#### What you are asked to do
Go through the records and extract every line with the word "name".

# # #

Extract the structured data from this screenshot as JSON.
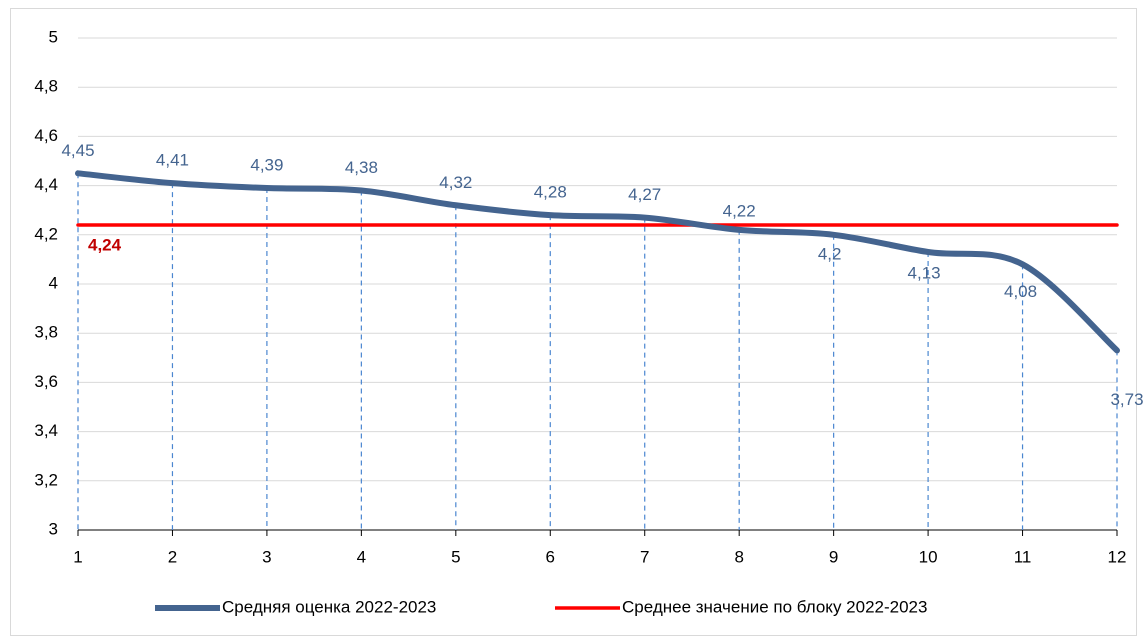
{
  "chart_data": {
    "type": "line",
    "x": [
      1,
      2,
      3,
      4,
      5,
      6,
      7,
      8,
      9,
      10,
      11,
      12
    ],
    "xlim": [
      1,
      12
    ],
    "xticks": [
      1,
      2,
      3,
      4,
      5,
      6,
      7,
      8,
      9,
      10,
      11,
      12
    ],
    "ylim": [
      3,
      5
    ],
    "yticks": [
      3,
      {
        "value": 3.2,
        "label": "3,2"
      },
      {
        "value": 3.4,
        "label": "3,4"
      },
      {
        "value": 3.6,
        "label": "3,6"
      },
      {
        "value": 3.8,
        "label": "3,8"
      },
      4,
      {
        "value": 4.2,
        "label": "4,2"
      },
      {
        "value": 4.4,
        "label": "4,4"
      },
      {
        "value": 4.6,
        "label": "4,6"
      },
      {
        "value": 4.8,
        "label": "4,8"
      },
      5
    ],
    "grid": true,
    "drop_lines": true,
    "legend": "bottom",
    "series": [
      {
        "name": "Средняя оценка 2022-2023",
        "color": "#44648f",
        "smooth": true,
        "values": [
          4.45,
          4.41,
          4.39,
          4.38,
          4.32,
          4.28,
          4.27,
          4.22,
          4.2,
          4.13,
          4.08,
          3.73
        ],
        "value_labels": [
          "4,45",
          "4,41",
          "4,39",
          "4,38",
          "4,32",
          "4,28",
          "4,27",
          "4,22",
          "4,2",
          "4,13",
          "4,08",
          "3,73"
        ]
      },
      {
        "name": "Среднее значение по блоку 2022-2023",
        "color": "#ff0000",
        "label_color": "#c00000",
        "values": [
          4.24,
          4.24,
          4.24,
          4.24,
          4.24,
          4.24,
          4.24,
          4.24,
          4.24,
          4.24,
          4.24,
          4.24
        ],
        "value_labels": [
          "4,24",
          null,
          null,
          null,
          null,
          null,
          null,
          null,
          null,
          null,
          null,
          null
        ]
      }
    ]
  }
}
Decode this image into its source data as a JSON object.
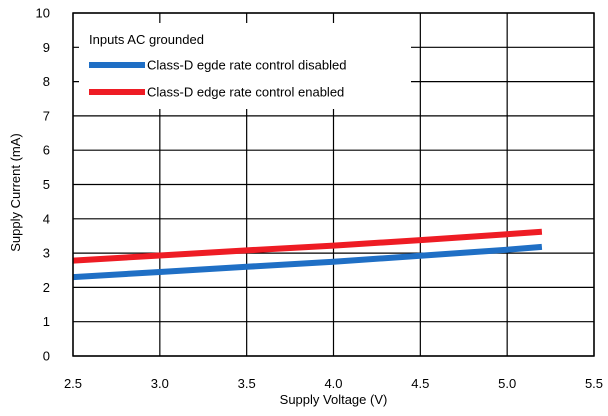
{
  "chart_data": {
    "type": "line",
    "title": "",
    "xlabel": "Supply Voltage (V)",
    "ylabel": "Supply Current (mA)",
    "xlim": [
      2.5,
      5.5
    ],
    "ylim": [
      0,
      10
    ],
    "x_ticks": [
      2.5,
      3.0,
      3.5,
      4.0,
      4.5,
      5.0,
      5.5
    ],
    "x_tick_labels": [
      "2.5",
      "3.0",
      "3.5",
      "4.0",
      "4.5",
      "5.0",
      "5.5"
    ],
    "y_ticks": [
      0,
      1,
      2,
      3,
      4,
      5,
      6,
      7,
      8,
      9,
      10
    ],
    "y_tick_labels": [
      "0",
      "1",
      "2",
      "3",
      "4",
      "5",
      "6",
      "7",
      "8",
      "9",
      "10"
    ],
    "grid": true,
    "legend_title": "Inputs AC grounded",
    "legend_placement": "top-center",
    "series": [
      {
        "name": "Class-D egde rate control disabled",
        "color": "#1f6fc5",
        "x": [
          2.5,
          3.0,
          3.5,
          4.0,
          4.5,
          5.0,
          5.2
        ],
        "y": [
          2.3,
          2.45,
          2.6,
          2.75,
          2.92,
          3.1,
          3.18
        ]
      },
      {
        "name": "Class-D edge rate control enabled",
        "color": "#ee1c24",
        "x": [
          2.5,
          3.0,
          3.5,
          4.0,
          4.5,
          5.0,
          5.2
        ],
        "y": [
          2.78,
          2.93,
          3.08,
          3.22,
          3.38,
          3.55,
          3.62
        ]
      }
    ]
  }
}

# # #

#### Task output
        "name": "Средняя оценка 2022-2023",
        "name": "Среднее значение по блоку 2022-2023",
        "name": "Class-D egde rate control disabled",
        "name": "Class-D edge rate control enabled",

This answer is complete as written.